Data listing
----------------------------------------

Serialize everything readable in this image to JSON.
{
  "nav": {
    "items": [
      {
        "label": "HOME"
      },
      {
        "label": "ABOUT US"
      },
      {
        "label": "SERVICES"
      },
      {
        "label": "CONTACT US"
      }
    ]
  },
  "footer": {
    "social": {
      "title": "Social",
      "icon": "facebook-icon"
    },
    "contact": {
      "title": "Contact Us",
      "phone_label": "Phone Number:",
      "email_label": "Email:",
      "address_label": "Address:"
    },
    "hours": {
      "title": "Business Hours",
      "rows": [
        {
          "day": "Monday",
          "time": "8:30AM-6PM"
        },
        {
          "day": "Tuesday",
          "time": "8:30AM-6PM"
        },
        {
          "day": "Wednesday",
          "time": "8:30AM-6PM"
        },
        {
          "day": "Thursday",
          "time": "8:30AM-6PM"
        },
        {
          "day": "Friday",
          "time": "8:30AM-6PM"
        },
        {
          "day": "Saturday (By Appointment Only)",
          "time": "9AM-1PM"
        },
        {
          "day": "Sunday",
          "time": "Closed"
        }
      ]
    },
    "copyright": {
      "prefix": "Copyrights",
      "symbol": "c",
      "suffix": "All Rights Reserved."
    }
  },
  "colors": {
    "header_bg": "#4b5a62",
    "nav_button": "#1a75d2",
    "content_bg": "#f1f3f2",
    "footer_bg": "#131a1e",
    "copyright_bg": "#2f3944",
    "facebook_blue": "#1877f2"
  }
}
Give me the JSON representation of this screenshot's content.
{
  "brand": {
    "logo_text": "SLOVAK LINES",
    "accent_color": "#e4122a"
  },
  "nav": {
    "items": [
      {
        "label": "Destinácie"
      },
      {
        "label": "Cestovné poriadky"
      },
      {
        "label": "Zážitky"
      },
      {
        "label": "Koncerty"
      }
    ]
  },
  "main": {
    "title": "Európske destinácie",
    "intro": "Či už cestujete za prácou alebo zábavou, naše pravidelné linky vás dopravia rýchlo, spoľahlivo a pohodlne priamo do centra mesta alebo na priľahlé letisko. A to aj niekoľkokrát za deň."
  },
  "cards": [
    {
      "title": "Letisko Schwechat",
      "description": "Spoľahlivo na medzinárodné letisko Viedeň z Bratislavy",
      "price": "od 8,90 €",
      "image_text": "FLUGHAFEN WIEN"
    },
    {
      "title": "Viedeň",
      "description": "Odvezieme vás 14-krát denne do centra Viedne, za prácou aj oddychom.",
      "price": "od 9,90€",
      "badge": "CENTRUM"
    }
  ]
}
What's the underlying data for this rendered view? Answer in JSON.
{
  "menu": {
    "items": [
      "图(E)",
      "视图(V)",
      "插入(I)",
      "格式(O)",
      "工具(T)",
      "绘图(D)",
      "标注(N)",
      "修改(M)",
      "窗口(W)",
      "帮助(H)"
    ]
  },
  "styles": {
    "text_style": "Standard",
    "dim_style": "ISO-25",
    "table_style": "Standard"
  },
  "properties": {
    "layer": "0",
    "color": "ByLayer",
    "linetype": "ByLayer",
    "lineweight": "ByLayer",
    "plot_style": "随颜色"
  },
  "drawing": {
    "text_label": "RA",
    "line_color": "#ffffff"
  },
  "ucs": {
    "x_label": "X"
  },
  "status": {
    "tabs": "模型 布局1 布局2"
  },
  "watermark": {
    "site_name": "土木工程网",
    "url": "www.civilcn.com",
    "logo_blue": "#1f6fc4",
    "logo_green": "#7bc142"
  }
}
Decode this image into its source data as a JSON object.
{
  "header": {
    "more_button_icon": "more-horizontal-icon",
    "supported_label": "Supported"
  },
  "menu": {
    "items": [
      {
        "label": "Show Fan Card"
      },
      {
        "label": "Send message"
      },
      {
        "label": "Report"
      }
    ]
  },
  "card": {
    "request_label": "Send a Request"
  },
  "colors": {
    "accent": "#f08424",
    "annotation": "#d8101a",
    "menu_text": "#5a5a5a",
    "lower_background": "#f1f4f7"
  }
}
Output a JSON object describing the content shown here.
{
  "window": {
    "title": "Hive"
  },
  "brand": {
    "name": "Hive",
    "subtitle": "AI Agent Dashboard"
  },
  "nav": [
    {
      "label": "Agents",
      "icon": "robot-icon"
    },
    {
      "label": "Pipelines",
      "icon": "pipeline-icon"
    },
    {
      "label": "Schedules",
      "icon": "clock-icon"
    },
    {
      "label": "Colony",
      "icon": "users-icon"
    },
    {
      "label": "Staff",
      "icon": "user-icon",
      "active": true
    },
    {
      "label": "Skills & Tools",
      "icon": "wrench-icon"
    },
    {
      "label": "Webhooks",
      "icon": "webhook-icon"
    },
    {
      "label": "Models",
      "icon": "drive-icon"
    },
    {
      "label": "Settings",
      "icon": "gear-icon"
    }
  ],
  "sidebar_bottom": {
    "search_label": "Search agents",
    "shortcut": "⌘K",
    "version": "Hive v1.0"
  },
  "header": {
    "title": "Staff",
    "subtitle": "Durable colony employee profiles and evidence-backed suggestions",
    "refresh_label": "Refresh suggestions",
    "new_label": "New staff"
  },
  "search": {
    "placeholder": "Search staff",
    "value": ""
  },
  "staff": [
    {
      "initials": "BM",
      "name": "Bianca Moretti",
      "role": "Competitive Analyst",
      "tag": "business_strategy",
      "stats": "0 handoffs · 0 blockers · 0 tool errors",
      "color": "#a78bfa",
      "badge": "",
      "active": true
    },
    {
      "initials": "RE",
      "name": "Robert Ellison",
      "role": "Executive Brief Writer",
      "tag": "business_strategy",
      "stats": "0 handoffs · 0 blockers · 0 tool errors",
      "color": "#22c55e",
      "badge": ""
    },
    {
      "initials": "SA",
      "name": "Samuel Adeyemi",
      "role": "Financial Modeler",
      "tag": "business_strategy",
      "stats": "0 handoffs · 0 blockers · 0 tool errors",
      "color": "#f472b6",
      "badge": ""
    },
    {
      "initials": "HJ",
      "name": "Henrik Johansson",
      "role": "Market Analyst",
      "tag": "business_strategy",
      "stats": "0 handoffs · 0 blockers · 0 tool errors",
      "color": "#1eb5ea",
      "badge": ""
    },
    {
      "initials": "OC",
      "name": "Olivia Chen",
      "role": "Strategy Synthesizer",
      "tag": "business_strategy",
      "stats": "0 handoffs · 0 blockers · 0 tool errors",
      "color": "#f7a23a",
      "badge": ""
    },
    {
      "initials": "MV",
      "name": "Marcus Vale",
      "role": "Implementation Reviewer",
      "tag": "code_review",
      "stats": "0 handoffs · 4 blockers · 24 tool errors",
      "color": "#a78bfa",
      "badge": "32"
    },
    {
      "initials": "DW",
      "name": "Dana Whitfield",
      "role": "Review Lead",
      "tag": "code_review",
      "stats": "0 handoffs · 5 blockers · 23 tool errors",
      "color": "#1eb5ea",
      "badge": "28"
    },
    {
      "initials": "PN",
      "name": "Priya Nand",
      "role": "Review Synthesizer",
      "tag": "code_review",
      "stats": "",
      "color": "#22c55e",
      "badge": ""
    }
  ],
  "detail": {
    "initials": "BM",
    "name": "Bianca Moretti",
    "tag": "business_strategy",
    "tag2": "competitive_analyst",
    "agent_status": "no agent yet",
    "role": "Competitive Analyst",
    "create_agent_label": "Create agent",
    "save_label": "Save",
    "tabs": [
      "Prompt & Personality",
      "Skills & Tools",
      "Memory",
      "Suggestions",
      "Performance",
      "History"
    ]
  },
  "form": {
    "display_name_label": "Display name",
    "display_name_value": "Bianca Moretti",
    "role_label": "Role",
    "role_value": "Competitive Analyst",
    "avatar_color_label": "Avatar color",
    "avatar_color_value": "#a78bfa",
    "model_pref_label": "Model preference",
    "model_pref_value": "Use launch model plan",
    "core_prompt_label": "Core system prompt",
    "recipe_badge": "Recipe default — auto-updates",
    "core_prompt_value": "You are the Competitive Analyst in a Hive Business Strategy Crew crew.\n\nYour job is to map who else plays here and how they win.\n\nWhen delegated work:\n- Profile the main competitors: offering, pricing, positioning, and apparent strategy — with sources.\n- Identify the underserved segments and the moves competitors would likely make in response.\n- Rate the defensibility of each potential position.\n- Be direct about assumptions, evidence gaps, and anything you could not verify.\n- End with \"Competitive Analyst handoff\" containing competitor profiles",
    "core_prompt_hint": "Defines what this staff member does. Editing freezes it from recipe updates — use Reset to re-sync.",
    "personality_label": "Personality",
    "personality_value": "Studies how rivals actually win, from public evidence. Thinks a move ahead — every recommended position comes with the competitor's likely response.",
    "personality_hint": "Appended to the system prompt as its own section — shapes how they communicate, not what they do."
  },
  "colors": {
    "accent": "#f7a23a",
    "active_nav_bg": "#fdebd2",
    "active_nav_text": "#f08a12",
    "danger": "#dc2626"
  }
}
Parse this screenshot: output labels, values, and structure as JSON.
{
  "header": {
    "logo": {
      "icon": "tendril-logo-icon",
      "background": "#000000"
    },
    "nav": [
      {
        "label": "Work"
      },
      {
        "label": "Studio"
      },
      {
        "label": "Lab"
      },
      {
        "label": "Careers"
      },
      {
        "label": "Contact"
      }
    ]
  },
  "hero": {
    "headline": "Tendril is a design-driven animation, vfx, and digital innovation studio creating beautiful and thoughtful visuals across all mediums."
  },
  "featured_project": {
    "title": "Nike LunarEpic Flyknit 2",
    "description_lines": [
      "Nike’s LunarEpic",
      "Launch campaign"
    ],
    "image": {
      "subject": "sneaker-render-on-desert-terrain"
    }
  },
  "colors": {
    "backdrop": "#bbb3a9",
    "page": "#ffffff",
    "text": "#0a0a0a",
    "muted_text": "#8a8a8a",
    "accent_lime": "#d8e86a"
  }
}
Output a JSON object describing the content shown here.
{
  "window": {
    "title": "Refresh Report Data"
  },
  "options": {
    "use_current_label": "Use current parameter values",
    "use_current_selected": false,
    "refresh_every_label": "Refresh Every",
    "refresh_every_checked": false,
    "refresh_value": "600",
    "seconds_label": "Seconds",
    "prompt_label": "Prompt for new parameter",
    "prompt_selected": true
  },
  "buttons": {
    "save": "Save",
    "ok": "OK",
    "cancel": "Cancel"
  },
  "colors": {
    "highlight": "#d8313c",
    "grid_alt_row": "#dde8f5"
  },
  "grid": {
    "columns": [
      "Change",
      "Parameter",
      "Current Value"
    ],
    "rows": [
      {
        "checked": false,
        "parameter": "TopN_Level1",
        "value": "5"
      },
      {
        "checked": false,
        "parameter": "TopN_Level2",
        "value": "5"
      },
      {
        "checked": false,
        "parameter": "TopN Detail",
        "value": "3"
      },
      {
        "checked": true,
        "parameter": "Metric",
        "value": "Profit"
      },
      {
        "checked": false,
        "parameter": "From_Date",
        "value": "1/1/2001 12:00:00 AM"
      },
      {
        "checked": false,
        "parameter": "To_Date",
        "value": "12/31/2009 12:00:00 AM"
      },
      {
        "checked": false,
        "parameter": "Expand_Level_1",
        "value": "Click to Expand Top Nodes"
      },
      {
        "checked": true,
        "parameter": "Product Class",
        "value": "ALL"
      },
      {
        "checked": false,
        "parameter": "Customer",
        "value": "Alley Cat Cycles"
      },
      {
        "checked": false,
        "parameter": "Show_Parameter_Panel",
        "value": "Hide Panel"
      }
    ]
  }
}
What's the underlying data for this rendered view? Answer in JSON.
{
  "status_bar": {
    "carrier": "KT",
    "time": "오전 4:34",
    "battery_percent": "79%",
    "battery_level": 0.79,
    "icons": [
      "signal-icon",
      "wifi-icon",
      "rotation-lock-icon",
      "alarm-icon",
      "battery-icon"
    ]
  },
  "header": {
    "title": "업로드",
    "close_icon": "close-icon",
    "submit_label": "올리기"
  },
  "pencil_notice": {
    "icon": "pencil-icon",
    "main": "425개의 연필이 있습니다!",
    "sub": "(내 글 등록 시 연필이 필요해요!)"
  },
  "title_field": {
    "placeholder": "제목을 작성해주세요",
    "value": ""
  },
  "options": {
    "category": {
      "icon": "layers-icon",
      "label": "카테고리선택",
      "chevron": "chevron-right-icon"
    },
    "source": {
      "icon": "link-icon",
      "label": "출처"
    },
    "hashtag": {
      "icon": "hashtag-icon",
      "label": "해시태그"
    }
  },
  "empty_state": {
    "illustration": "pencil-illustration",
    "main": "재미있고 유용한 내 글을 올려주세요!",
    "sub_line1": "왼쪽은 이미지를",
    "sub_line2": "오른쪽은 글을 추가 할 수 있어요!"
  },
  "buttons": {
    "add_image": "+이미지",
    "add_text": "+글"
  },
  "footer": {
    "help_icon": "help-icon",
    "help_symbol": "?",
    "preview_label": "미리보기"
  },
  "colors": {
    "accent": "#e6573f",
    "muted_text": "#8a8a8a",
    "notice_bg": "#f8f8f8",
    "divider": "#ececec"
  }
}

----------------------------------------

● Task description:
Copy every line in the entries above that has the string "this" in it.

● Written answer:
Serialize everything readable in this image to JSON.
Give me the JSON representation of this screenshot's content.
What's the underlying data for this rendered view? Answer in JSON.
Decode this image into its source data as a JSON object.
    "core_prompt_hint": "Defines what this staff member does. Editing freezes it from recipe updates — use Reset to re-sync.",
Parse this screenshot: output labels, values, and structure as JSON.
What's the underlying data for this rendered view? Answer in JSON.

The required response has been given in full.